Aim of the task: Leaving out the pictures, retype all the material exactly.

Provided data:

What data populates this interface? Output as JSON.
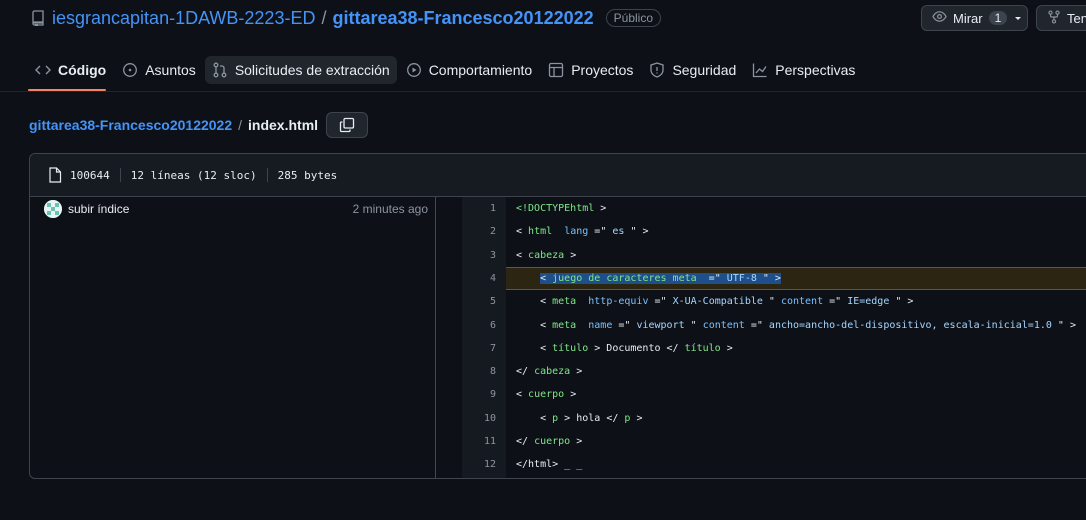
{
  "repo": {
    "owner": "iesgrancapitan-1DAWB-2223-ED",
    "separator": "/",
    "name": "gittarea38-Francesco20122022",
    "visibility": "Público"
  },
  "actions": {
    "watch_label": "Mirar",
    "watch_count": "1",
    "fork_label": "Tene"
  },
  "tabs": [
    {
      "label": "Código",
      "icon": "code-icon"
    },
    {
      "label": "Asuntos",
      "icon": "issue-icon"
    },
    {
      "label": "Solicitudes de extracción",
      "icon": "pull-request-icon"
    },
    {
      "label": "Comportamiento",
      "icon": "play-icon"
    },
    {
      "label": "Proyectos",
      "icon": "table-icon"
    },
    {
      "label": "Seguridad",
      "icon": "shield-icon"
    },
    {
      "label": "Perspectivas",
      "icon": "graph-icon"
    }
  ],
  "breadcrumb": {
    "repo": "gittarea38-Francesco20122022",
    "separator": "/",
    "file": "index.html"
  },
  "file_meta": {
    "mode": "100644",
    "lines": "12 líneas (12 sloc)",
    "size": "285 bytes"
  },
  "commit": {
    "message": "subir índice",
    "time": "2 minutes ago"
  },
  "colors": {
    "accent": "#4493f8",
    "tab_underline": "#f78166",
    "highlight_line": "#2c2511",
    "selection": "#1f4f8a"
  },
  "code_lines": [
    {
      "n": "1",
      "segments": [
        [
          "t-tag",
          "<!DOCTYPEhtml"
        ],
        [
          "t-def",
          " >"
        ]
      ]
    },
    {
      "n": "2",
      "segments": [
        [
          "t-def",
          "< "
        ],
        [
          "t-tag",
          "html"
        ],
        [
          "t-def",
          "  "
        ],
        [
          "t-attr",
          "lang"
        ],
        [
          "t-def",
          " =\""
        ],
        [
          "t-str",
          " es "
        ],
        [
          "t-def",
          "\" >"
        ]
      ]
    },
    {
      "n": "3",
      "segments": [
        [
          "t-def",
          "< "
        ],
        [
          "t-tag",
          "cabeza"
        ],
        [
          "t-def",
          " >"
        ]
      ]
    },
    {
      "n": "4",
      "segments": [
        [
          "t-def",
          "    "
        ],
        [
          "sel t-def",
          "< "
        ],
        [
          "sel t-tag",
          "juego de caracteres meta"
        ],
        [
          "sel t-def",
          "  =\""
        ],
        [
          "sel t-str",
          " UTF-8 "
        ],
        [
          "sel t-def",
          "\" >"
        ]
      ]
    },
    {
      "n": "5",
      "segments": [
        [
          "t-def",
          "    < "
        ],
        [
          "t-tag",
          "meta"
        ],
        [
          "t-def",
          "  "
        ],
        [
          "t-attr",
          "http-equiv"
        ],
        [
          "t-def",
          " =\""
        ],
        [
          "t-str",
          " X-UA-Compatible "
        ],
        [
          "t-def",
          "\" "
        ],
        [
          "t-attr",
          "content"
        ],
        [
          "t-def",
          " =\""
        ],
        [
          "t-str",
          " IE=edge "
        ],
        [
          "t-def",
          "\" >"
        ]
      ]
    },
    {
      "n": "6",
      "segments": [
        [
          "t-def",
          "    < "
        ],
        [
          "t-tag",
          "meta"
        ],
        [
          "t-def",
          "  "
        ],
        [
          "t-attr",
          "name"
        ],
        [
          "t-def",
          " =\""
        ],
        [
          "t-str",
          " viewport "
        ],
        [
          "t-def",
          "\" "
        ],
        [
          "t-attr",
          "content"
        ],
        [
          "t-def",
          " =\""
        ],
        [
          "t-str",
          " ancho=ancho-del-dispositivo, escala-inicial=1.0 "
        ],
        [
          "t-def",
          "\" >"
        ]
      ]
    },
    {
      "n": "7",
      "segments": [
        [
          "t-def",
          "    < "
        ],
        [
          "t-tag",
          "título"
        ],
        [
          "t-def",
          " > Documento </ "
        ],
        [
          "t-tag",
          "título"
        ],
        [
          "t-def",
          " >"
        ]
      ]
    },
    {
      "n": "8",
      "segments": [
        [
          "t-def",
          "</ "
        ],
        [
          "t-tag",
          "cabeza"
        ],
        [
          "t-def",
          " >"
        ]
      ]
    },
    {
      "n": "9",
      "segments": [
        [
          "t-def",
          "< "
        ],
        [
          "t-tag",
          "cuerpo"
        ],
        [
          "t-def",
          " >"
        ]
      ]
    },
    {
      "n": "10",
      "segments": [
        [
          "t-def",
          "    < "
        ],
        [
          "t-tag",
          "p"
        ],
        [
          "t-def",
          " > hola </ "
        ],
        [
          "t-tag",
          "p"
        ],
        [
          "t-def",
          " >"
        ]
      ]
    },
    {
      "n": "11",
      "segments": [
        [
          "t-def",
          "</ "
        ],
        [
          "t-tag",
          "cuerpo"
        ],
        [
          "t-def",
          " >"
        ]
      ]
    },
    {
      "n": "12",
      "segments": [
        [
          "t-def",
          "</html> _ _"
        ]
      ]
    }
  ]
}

Result of this task:
What data populates this interface? Output as JSON.
{
  "repo": {
    "owner": "iesgrancapitan-1DAWB-2223-ED",
    "separator": "/",
    "name": "gittarea38-Francesco20122022",
    "visibility": "Público"
  },
  "actions": {
    "watch_label": "Mirar",
    "watch_count": "1",
    "fork_label": "Tene"
  },
  "tabs": [
    {
      "label": "Código",
      "icon": "code-icon"
    },
    {
      "label": "Asuntos",
      "icon": "issue-icon"
    },
    {
      "label": "Solicitudes de extracción",
      "icon": "pull-request-icon"
    },
    {
      "label": "Comportamiento",
      "icon": "play-icon"
    },
    {
      "label": "Proyectos",
      "icon": "table-icon"
    },
    {
      "label": "Seguridad",
      "icon": "shield-icon"
    },
    {
      "label": "Perspectivas",
      "icon": "graph-icon"
    }
  ],
  "breadcrumb": {
    "repo": "gittarea38-Francesco20122022",
    "separator": "/",
    "file": "index.html"
  },
  "file_meta": {
    "mode": "100644",
    "lines": "12 líneas (12 sloc)",
    "size": "285 bytes"
  },
  "commit": {
    "message": "subir índice",
    "time": "2 minutes ago"
  },
  "colors": {
    "accent": "#4493f8",
    "tab_underline": "#f78166",
    "highlight_line": "#2c2511",
    "selection": "#1f4f8a"
  },
  "code_lines": [
    {
      "n": "1",
      "segments": [
        [
          "t-tag",
          "<!DOCTYPEhtml"
        ],
        [
          "t-def",
          " >"
        ]
      ]
    },
    {
      "n": "2",
      "segments": [
        [
          "t-def",
          "< "
        ],
        [
          "t-tag",
          "html"
        ],
        [
          "t-def",
          "  "
        ],
        [
          "t-attr",
          "lang"
        ],
        [
          "t-def",
          " =\""
        ],
        [
          "t-str",
          " es "
        ],
        [
          "t-def",
          "\" >"
        ]
      ]
    },
    {
      "n": "3",
      "segments": [
        [
          "t-def",
          "< "
        ],
        [
          "t-tag",
          "cabeza"
        ],
        [
          "t-def",
          " >"
        ]
      ]
    },
    {
      "n": "4",
      "segments": [
        [
          "t-def",
          "    "
        ],
        [
          "sel t-def",
          "< "
        ],
        [
          "sel t-tag",
          "juego de caracteres meta"
        ],
        [
          "sel t-def",
          "  =\""
        ],
        [
          "sel t-str",
          " UTF-8 "
        ],
        [
          "sel t-def",
          "\" >"
        ]
      ]
    },
    {
      "n": "5",
      "segments": [
        [
          "t-def",
          "    < "
        ],
        [
          "t-tag",
          "meta"
        ],
        [
          "t-def",
          "  "
        ],
        [
          "t-attr",
          "http-equiv"
        ],
        [
          "t-def",
          " =\""
        ],
        [
          "t-str",
          " X-UA-Compatible "
        ],
        [
          "t-def",
          "\" "
        ],
        [
          "t-attr",
          "content"
        ],
        [
          "t-def",
          " =\""
        ],
        [
          "t-str",
          " IE=edge "
        ],
        [
          "t-def",
          "\" >"
        ]
      ]
    },
    {
      "n": "6",
      "segments": [
        [
          "t-def",
          "    < "
        ],
        [
          "t-tag",
          "meta"
        ],
        [
          "t-def",
          "  "
        ],
        [
          "t-attr",
          "name"
        ],
        [
          "t-def",
          " =\""
        ],
        [
          "t-str",
          " viewport "
        ],
        [
          "t-def",
          "\" "
        ],
        [
          "t-attr",
          "content"
        ],
        [
          "t-def",
          " =\""
        ],
        [
          "t-str",
          " ancho=ancho-del-dispositivo, escala-inicial=1.0 "
        ],
        [
          "t-def",
          "\" >"
        ]
      ]
    },
    {
      "n": "7",
      "segments": [
        [
          "t-def",
          "    < "
        ],
        [
          "t-tag",
          "título"
        ],
        [
          "t-def",
          " > Documento </ "
        ],
        [
          "t-tag",
          "título"
        ],
        [
          "t-def",
          " >"
        ]
      ]
    },
    {
      "n": "8",
      "segments": [
        [
          "t-def",
          "</ "
        ],
        [
          "t-tag",
          "cabeza"
        ],
        [
          "t-def",
          " >"
        ]
      ]
    },
    {
      "n": "9",
      "segments": [
        [
          "t-def",
          "< "
        ],
        [
          "t-tag",
          "cuerpo"
        ],
        [
          "t-def",
          " >"
        ]
      ]
    },
    {
      "n": "10",
      "segments": [
        [
          "t-def",
          "    < "
        ],
        [
          "t-tag",
          "p"
        ],
        [
          "t-def",
          " > hola </ "
        ],
        [
          "t-tag",
          "p"
        ],
        [
          "t-def",
          " >"
        ]
      ]
    },
    {
      "n": "11",
      "segments": [
        [
          "t-def",
          "</ "
        ],
        [
          "t-tag",
          "cuerpo"
        ],
        [
          "t-def",
          " >"
        ]
      ]
    },
    {
      "n": "12",
      "segments": [
        [
          "t-def",
          "</html> _ _"
        ]
      ]
    }
  ]
}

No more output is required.